▶ **Set task**: Reproduce the records below exactly as they appear.

▶ **Records for this task**:
>>>

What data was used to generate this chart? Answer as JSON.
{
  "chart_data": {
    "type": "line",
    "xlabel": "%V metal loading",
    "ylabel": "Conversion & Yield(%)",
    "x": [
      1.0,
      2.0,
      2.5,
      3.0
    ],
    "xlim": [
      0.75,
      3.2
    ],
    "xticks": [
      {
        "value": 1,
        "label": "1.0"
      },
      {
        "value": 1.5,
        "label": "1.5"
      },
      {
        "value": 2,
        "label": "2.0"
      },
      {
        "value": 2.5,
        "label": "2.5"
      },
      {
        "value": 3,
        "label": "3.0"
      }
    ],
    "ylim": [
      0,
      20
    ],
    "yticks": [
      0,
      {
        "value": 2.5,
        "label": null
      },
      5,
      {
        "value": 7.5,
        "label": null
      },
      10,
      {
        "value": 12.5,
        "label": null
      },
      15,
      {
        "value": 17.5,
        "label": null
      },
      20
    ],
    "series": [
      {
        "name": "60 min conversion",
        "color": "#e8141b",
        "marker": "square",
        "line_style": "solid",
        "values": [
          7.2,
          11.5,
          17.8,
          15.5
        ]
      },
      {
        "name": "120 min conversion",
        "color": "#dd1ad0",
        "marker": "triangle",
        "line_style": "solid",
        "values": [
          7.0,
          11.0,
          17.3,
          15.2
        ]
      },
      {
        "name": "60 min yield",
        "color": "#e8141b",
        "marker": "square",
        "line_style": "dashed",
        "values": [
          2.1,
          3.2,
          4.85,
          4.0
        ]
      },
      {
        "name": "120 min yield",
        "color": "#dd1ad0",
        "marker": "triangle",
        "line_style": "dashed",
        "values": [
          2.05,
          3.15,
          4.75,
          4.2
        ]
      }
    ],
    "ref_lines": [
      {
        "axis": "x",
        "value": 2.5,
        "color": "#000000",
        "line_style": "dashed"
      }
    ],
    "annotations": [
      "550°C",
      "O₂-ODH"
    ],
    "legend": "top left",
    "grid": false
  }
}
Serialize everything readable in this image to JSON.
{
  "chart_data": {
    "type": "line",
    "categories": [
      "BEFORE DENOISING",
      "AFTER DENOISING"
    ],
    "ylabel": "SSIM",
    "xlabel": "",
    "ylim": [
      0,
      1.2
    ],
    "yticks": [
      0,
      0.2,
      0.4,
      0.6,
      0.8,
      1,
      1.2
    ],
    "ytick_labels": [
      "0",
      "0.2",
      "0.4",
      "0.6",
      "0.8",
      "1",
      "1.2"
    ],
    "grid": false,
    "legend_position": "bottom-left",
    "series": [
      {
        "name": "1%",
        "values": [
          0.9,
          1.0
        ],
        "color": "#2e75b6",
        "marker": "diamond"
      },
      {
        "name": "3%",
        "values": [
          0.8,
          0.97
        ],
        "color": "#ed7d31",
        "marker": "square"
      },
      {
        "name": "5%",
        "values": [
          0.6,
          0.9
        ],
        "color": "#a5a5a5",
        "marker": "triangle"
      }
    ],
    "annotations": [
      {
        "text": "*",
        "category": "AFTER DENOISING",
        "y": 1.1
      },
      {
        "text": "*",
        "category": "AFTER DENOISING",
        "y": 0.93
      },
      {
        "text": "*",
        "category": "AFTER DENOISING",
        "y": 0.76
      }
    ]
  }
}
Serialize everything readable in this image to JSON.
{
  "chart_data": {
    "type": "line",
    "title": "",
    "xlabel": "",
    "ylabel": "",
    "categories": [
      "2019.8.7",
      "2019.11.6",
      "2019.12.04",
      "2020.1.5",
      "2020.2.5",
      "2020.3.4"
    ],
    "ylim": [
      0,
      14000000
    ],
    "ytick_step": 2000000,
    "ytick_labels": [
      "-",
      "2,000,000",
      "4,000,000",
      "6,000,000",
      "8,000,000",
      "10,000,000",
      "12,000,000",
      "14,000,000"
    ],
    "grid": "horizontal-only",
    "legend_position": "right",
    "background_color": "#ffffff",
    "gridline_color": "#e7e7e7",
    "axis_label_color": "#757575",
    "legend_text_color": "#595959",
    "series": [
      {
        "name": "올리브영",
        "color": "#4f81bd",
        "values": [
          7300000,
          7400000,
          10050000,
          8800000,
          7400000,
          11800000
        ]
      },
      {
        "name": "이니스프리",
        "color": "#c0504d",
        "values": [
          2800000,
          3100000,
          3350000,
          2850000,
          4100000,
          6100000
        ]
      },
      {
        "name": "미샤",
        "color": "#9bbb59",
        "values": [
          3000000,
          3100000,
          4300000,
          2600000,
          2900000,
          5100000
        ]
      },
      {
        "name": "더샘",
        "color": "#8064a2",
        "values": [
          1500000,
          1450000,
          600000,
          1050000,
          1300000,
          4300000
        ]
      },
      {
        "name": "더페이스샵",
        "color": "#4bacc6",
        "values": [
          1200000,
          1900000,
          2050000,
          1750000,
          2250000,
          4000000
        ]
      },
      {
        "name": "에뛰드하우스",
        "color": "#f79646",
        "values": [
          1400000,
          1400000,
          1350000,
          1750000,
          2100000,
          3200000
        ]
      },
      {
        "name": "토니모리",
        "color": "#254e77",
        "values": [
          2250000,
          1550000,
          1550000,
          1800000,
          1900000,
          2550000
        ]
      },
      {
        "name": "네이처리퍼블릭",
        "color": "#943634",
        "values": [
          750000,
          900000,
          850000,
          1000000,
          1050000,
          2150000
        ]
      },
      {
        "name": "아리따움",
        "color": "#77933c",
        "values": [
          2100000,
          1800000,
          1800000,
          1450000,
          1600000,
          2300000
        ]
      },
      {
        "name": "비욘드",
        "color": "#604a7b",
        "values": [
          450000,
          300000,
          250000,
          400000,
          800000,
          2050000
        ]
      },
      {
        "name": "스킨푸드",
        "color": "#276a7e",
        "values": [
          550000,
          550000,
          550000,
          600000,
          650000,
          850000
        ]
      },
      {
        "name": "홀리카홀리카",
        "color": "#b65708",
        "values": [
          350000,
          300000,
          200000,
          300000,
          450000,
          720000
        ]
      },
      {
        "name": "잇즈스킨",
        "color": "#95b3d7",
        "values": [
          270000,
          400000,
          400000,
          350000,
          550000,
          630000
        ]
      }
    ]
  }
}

<<<

▶ **Output of the task**:
What data was used to generate this chart? Answer as JSON.
{
  "chart_data": {
    "type": "line",
    "xlabel": "%V metal loading",
    "ylabel": "Conversion & Yield(%)",
    "x": [
      1.0,
      2.0,
      2.5,
      3.0
    ],
    "xlim": [
      0.75,
      3.2
    ],
    "xticks": [
      {
        "value": 1,
        "label": "1.0"
      },
      {
        "value": 1.5,
        "label": "1.5"
      },
      {
        "value": 2,
        "label": "2.0"
      },
      {
        "value": 2.5,
        "label": "2.5"
      },
      {
        "value": 3,
        "label": "3.0"
      }
    ],
    "ylim": [
      0,
      20
    ],
    "yticks": [
      0,
      {
        "value": 2.5,
        "label": null
      },
      5,
      {
        "value": 7.5,
        "label": null
      },
      10,
      {
        "value": 12.5,
        "label": null
      },
      15,
      {
        "value": 17.5,
        "label": null
      },
      20
    ],
    "series": [
      {
        "name": "60 min conversion",
        "color": "#e8141b",
        "marker": "square",
        "line_style": "solid",
        "values": [
          7.2,
          11.5,
          17.8,
          15.5
        ]
      },
      {
        "name": "120 min conversion",
        "color": "#dd1ad0",
        "marker": "triangle",
        "line_style": "solid",
        "values": [
          7.0,
          11.0,
          17.3,
          15.2
        ]
      },
      {
        "name": "60 min yield",
        "color": "#e8141b",
        "marker": "square",
        "line_style": "dashed",
        "values": [
          2.1,
          3.2,
          4.85,
          4.0
        ]
      },
      {
        "name": "120 min yield",
        "color": "#dd1ad0",
        "marker": "triangle",
        "line_style": "dashed",
        "values": [
          2.05,
          3.15,
          4.75,
          4.2
        ]
      }
    ],
    "ref_lines": [
      {
        "axis": "x",
        "value": 2.5,
        "color": "#000000",
        "line_style": "dashed"
      }
    ],
    "annotations": [
      "550°C",
      "O₂-ODH"
    ],
    "legend": "top left",
    "grid": false
  }
}
Serialize everything readable in this image to JSON.
{
  "chart_data": {
    "type": "line",
    "categories": [
      "BEFORE DENOISING",
      "AFTER DENOISING"
    ],
    "ylabel": "SSIM",
    "xlabel": "",
    "ylim": [
      0,
      1.2
    ],
    "yticks": [
      0,
      0.2,
      0.4,
      0.6,
      0.8,
      1,
      1.2
    ],
    "ytick_labels": [
      "0",
      "0.2",
      "0.4",
      "0.6",
      "0.8",
      "1",
      "1.2"
    ],
    "grid": false,
    "legend_position": "bottom-left",
    "series": [
      {
        "name": "1%",
        "values": [
          0.9,
          1.0
        ],
        "color": "#2e75b6",
        "marker": "diamond"
      },
      {
        "name": "3%",
        "values": [
          0.8,
          0.97
        ],
        "color": "#ed7d31",
        "marker": "square"
      },
      {
        "name": "5%",
        "values": [
          0.6,
          0.9
        ],
        "color": "#a5a5a5",
        "marker": "triangle"
      }
    ],
    "annotations": [
      {
        "text": "*",
        "category": "AFTER DENOISING",
        "y": 1.1
      },
      {
        "text": "*",
        "category": "AFTER DENOISING",
        "y": 0.93
      },
      {
        "text": "*",
        "category": "AFTER DENOISING",
        "y": 0.76
      }
    ]
  }
}
Serialize everything readable in this image to JSON.
{
  "chart_data": {
    "type": "line",
    "title": "",
    "xlabel": "",
    "ylabel": "",
    "categories": [
      "2019.8.7",
      "2019.11.6",
      "2019.12.04",
      "2020.1.5",
      "2020.2.5",
      "2020.3.4"
    ],
    "ylim": [
      0,
      14000000
    ],
    "ytick_step": 2000000,
    "ytick_labels": [
      "-",
      "2,000,000",
      "4,000,000",
      "6,000,000",
      "8,000,000",
      "10,000,000",
      "12,000,000",
      "14,000,000"
    ],
    "grid": "horizontal-only",
    "legend_position": "right",
    "background_color": "#ffffff",
    "gridline_color": "#e7e7e7",
    "axis_label_color": "#757575",
    "legend_text_color": "#595959",
    "series": [
      {
        "name": "올리브영",
        "color": "#4f81bd",
        "values": [
          7300000,
          7400000,
          10050000,
          8800000,
          7400000,
          11800000
        ]
      },
      {
        "name": "이니스프리",
        "color": "#c0504d",
        "values": [
          2800000,
          3100000,
          3350000,
          2850000,
          4100000,
          6100000
        ]
      },
      {
        "name": "미샤",
        "color": "#9bbb59",
        "values": [
          3000000,
          3100000,
          4300000,
          2600000,
          2900000,
          5100000
        ]
      },
      {
        "name": "더샘",
        "color": "#8064a2",
        "values": [
          1500000,
          1450000,
          600000,
          1050000,
          1300000,
          4300000
        ]
      },
      {
        "name": "더페이스샵",
        "color": "#4bacc6",
        "values": [
          1200000,
          1900000,
          2050000,
          1750000,
          2250000,
          4000000
        ]
      },
      {
        "name": "에뛰드하우스",
        "color": "#f79646",
        "values": [
          1400000,
          1400000,
          1350000,
          1750000,
          2100000,
          3200000
        ]
      },
      {
        "name": "토니모리",
        "color": "#254e77",
        "values": [
          2250000,
          1550000,
          1550000,
          1800000,
          1900000,
          2550000
        ]
      },
      {
        "name": "네이처리퍼블릭",
        "color": "#943634",
        "values": [
          750000,
          900000,
          850000,
          1000000,
          1050000,
          2150000
        ]
      },
      {
        "name": "아리따움",
        "color": "#77933c",
        "values": [
          2100000,
          1800000,
          1800000,
          1450000,
          1600000,
          2300000
        ]
      },
      {
        "name": "비욘드",
        "color": "#604a7b",
        "values": [
          450000,
          300000,
          250000,
          400000,
          800000,
          2050000
        ]
      },
      {
        "name": "스킨푸드",
        "color": "#276a7e",
        "values": [
          550000,
          550000,
          550000,
          600000,
          650000,
          850000
        ]
      },
      {
        "name": "홀리카홀리카",
        "color": "#b65708",
        "values": [
          350000,
          300000,
          200000,
          300000,
          450000,
          720000
        ]
      },
      {
        "name": "잇즈스킨",
        "color": "#95b3d7",
        "values": [
          270000,
          400000,
          400000,
          350000,
          550000,
          630000
        ]
      }
    ]
  }
}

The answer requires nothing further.